** SECCIÓN DEL DOCUMENTO **
El verano de la niñez
La opinión de Andrés Recio

Morón de la Frontera
Pronunciamos la palabra verano y ya la estación empieza a escapársenos en su sílaba final, se nos quiebra su fugacidad en ese "-no" que cierra el conjunto de seis fonemas que designan un tiempo de luz y de sal, de anhelos y de sol, de agua y de cañas, de nocturnos grillos, de brisa entre eucaliptos, de sopor meridiano y meridional, de gatos en celo, de balconadas de estrellas, de siestas de ranas. Antes el verano era propiedad de los niños, a ellos pertenecía en cuerpo y alma, por abolengo eran sus legítimos depositarios, sus absolutos dueños. El verano siempre fue un libro que urgía ser abierto, como aquel baúl de la vieja casa, cubierto de polvo y de misterio, lleno de reliquias, cuya tapa levantabas con el asombro y el placer por bandera.
Y era descubrir una salamanquesa, inmutable, acechante de insectos bajo el farol de tu calle, o comerte un chorreante "Drácula" de Frigo, o permanecer extasiado ante el desgreñado león del circo que cruzaba el verano rural sobre raquíticos camiones conducidos por titiriteros -reyes inalcanzables, aristócratas de la vida, magos de los sueños- venidos para dar tono a las fiestas del pueblo. Sin embargo, para los mayores el verano es una institución más; ora un escaque del tablero sistémico de los convencionalismos, ora un seudoanalgésico contra el insobornable paso del tiempo. El verano se arrima a nuestra adultez sobornándola, mostrando sus facturas de estación cara, de lujo, ahora, ya sí, de innúmero artificio.

** TAREAS DEL EJERCICIO **
A - Transcriba literalmente el pasaje de la columna sobre el verano de la niñez que comienza en "El verano de" y termina en "placer por bandera.".
B - Según la columna sobre el verano de la niñez, ¿a quiénes pertenecía antes el verano?
C - Prosiga la columna sobre el verano de la niñez a partir de su última oración.

** LISTADO PROPORCIONADO **

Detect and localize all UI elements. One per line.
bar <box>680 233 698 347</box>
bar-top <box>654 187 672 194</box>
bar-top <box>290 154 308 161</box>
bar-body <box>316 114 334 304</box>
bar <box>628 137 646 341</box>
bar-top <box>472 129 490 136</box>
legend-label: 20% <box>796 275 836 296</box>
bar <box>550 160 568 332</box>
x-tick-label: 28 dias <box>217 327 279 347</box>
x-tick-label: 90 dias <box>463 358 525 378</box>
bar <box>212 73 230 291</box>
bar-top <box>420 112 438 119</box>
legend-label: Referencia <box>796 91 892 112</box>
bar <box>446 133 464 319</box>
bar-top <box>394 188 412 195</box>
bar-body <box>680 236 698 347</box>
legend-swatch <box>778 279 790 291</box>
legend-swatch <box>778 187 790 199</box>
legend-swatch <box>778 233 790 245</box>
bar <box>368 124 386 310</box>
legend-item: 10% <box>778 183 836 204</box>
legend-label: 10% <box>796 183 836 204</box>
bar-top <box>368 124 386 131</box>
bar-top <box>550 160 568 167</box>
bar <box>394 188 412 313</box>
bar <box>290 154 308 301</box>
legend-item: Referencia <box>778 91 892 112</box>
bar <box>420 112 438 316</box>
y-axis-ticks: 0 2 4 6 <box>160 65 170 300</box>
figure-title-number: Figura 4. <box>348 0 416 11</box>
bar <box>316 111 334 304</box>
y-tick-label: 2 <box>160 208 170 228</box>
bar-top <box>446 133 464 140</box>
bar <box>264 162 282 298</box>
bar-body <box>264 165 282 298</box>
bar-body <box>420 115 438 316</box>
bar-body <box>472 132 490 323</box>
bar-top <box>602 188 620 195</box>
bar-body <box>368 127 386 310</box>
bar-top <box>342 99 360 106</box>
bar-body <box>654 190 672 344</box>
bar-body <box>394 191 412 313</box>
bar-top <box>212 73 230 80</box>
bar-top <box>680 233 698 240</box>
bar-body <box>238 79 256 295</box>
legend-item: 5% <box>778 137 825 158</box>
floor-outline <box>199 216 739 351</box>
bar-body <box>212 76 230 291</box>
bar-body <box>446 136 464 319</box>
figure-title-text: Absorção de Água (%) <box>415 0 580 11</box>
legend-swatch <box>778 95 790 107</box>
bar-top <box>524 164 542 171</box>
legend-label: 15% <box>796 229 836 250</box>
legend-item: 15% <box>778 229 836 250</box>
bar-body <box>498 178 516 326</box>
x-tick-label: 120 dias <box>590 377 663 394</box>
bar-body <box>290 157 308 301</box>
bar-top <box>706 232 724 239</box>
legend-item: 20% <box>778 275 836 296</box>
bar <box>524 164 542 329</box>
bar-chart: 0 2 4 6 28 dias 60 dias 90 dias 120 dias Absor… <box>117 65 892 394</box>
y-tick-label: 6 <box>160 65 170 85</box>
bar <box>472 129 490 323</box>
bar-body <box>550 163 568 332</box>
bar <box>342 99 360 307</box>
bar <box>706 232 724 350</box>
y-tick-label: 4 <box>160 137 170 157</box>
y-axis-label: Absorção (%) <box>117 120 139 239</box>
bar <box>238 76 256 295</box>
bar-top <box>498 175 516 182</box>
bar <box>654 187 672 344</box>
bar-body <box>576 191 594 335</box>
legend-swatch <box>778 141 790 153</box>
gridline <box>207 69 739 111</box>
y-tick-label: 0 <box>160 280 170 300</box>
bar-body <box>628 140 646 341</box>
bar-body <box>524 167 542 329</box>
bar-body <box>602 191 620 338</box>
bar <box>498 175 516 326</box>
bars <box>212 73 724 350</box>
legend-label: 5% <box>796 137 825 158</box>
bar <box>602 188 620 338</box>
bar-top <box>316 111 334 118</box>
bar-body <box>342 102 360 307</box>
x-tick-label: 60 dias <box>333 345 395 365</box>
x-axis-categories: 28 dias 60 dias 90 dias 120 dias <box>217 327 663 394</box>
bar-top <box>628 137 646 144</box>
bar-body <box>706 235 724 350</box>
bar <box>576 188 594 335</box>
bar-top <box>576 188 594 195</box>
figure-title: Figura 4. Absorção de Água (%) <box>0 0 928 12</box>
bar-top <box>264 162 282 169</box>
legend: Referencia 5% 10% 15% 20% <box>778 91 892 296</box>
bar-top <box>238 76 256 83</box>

** RESULTADOS POR ORDEN **
A -
El verano de la niñez
La opinión de Andrés Recio

Morón de la Frontera
Pronunciamos la palabra verano y ya la estación empieza a escapársenos en su sílaba final, se nos quiebra su fugacidad en ese "-no" que cierra el conjunto de seis fonemas que designan un tiempo de luz y de sal, de anhelos y de sol, de agua y de cañas, de nocturnos grillos, de brisa entre eucaliptos, de sopor meridiano y meridional, de gatos en celo, de balconadas de estrellas, de siestas de ranas. Antes el verano era propiedad de los niños, a ellos pertenecía en cuerpo y alma, por abolengo eran sus legítimos depositarios, sus absolutos dueños. El verano siempre fue un libro que urgía ser abierto, como aquel baúl de la vieja casa, cubierto de polvo y de misterio, lleno de reliquias, cuya tapa levantabas con el asombro y el placer por bandera.

B - Antes el verano pertenecía a los niños.

C -
Y aquel verano de la niñez, el del aroma a membrillo y yerbabuena del huerto familiar, aquel inabarcable paraíso es hoy un ramillete de gardenias petrificadas sobre el sutil borde de un frío y lujoso jarrón de porcelana japonesa. Y ya, como adultos, podremos comer perlas al borde del mar, como hiciese Cleopatra; o beber oro fundido sobre una hamaca como gustaba Lorenzo de Médicis. Pero en la memoria de algunos niños, aquella isla del verano, con su bajel y sus íntimos tesoros, siempre tendrá una rúbrica infantil hecha de trazos de asombro, de pupilas encendidas de agradecimiento hacia aquella Patria segura circundada de campos generosos y eriales perfumados, de pan caliente que cruje bañado en dorado aceite, de frescas y musgosas albercas, de golondrinas que danzan sobre las olas evanescentes de suaves vientecillos crepusculares.